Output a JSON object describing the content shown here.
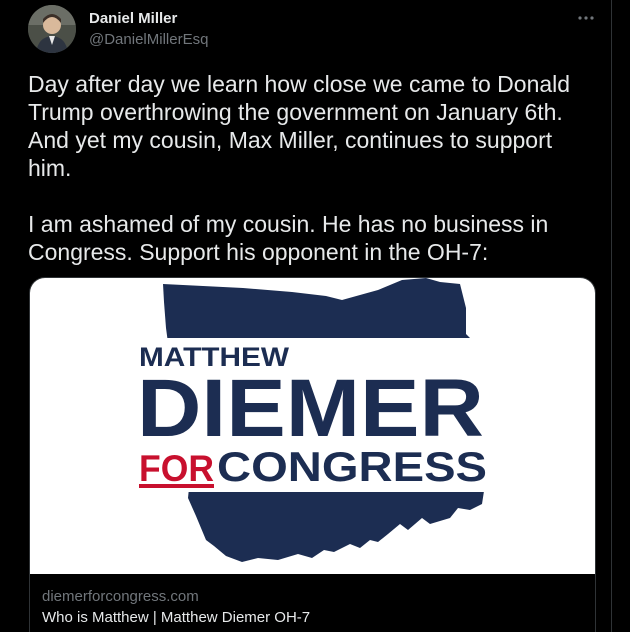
{
  "author": {
    "name": "Daniel Miller",
    "handle": "@DanielMillerEsq"
  },
  "tweet": {
    "text": "Day after day we learn how close we came to Donald Trump overthrowing the government on January 6th. And yet my cousin, Max Miller, continues to support him.\n\nI am ashamed of my cousin. He has no business in Congress. Support his opponent in the OH-7:"
  },
  "card": {
    "logo": {
      "line1": "MATTHEW",
      "line2": "DIEMER",
      "for": "FOR",
      "congress": "CONGRESS",
      "navy": "#1c2d52",
      "red": "#c8102e"
    },
    "domain": "diemerforcongress.com",
    "title": "Who is Matthew | Matthew Diemer OH-7"
  },
  "icons": {
    "more": "more-options-icon",
    "avatar": "avatar"
  }
}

# [DIRECTIVE]
Go through the listing above and write it out again exactly, dropping the pictures.

# [SOLUTION TO THIS TASK]
Output a JSON object describing the content shown here.
{
  "author": {
    "name": "Daniel Miller",
    "handle": "@DanielMillerEsq"
  },
  "tweet": {
    "text": "Day after day we learn how close we came to Donald Trump overthrowing the government on January 6th. And yet my cousin, Max Miller, continues to support him.\n\nI am ashamed of my cousin. He has no business in Congress. Support his opponent in the OH-7:"
  },
  "card": {
    "logo": {
      "line1": "MATTHEW",
      "line2": "DIEMER",
      "for": "FOR",
      "congress": "CONGRESS",
      "navy": "#1c2d52",
      "red": "#c8102e"
    },
    "domain": "diemerforcongress.com",
    "title": "Who is Matthew | Matthew Diemer OH-7"
  },
  "icons": {
    "more": "more-options-icon",
    "avatar": "avatar"
  }
}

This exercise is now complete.